##### Data for the task

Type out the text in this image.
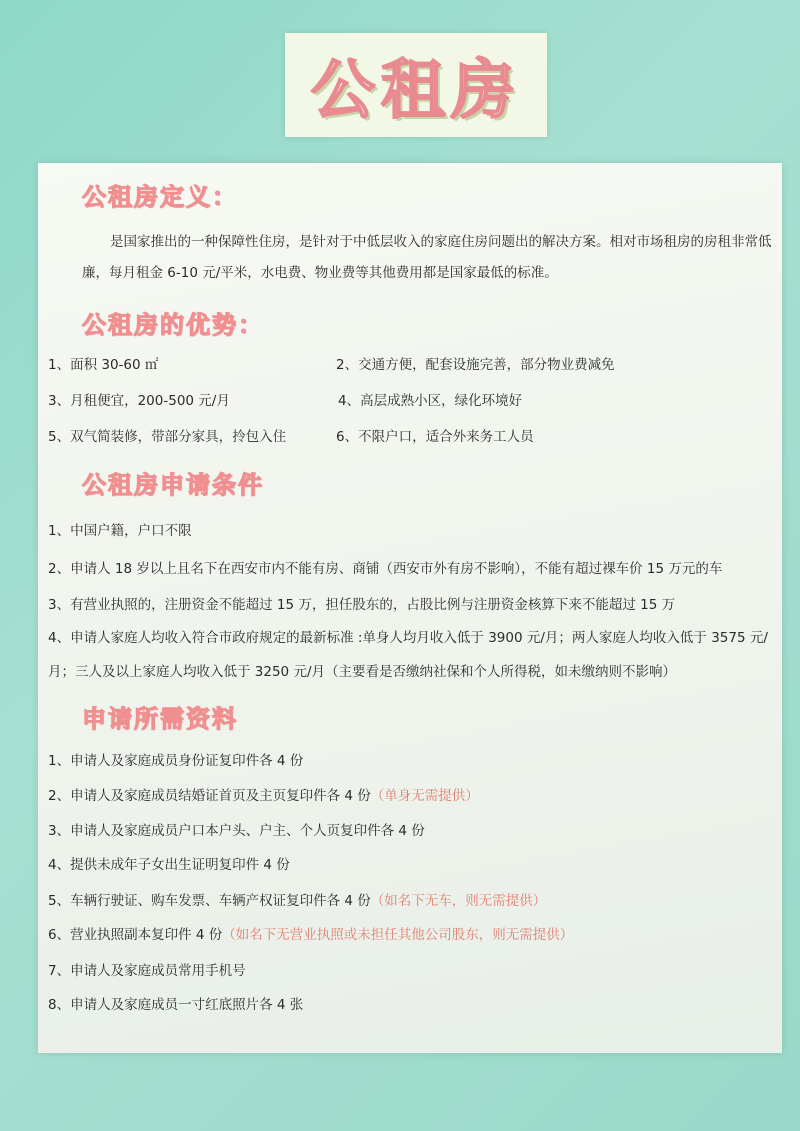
公租房
公租房定义：
是国家推出的一种保障性住房，是针对于中低层收入的家庭住房问题出的解决方案。相对市场租房的房租非常低廉，每月租金 6-10 元/平米，水电费、物业费等其他费用都是国家最低的标准。
公租房的优势：
1、面积 30-60 ㎡	2、交通方便，配套设施完善，部分物业费减免
3、月租便宜，200-500 元/月	4、高层成熟小区，绿化环境好
5、双气简装修，带部分家具，拎包入住	6、不限户口，适合外来务工人员
公租房申请条件
1、中国户籍，户口不限
2、申请人 18 岁以上且名下在西安市内不能有房、商铺（西安市外有房不影响），不能有超过裸车价 15 万元的车
3、有营业执照的，注册资金不能超过 15 万，担任股东的，占股比例与注册资金核算下来不能超过 15 万
4、申请人家庭人均收入符合市政府规定的最新标准 :单身人均月收入低于 3900 元/月；两人家庭人均收入低于 3575 元/月；三人及以上家庭人均收入低于 3250 元/月（主要看是否缴纳社保和个人所得税，如未缴纳则不影响）
申请所需资料
1、申请人及家庭成员身份证复印件各 4 份
2、申请人及家庭成员结婚证首页及主页复印件各 4 份（单身无需提供）
3、申请人及家庭成员户口本户头、户主、个人页复印件各 4 份
4、提供未成年子女出生证明复印件 4 份
5、车辆行驶证、购车发票、车辆产权证复印件各 4 份（如名下无车，则无需提供）
6、营业执照副本复印件 4 份（如名下无营业执照或未担任其他公司股东，则无需提供）
7、申请人及家庭成员常用手机号
8、申请人及家庭成员一寸红底照片各 4 张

##########

Filter the records above and return every line that holds the word "则无需提供".

5、车辆行驶证、购车发票、车辆产权证复印件各 4 份（如名下无车，则无需提供）
6、营业执照副本复印件 4 份（如名下无营业执照或未担任其他公司股东，则无需提供）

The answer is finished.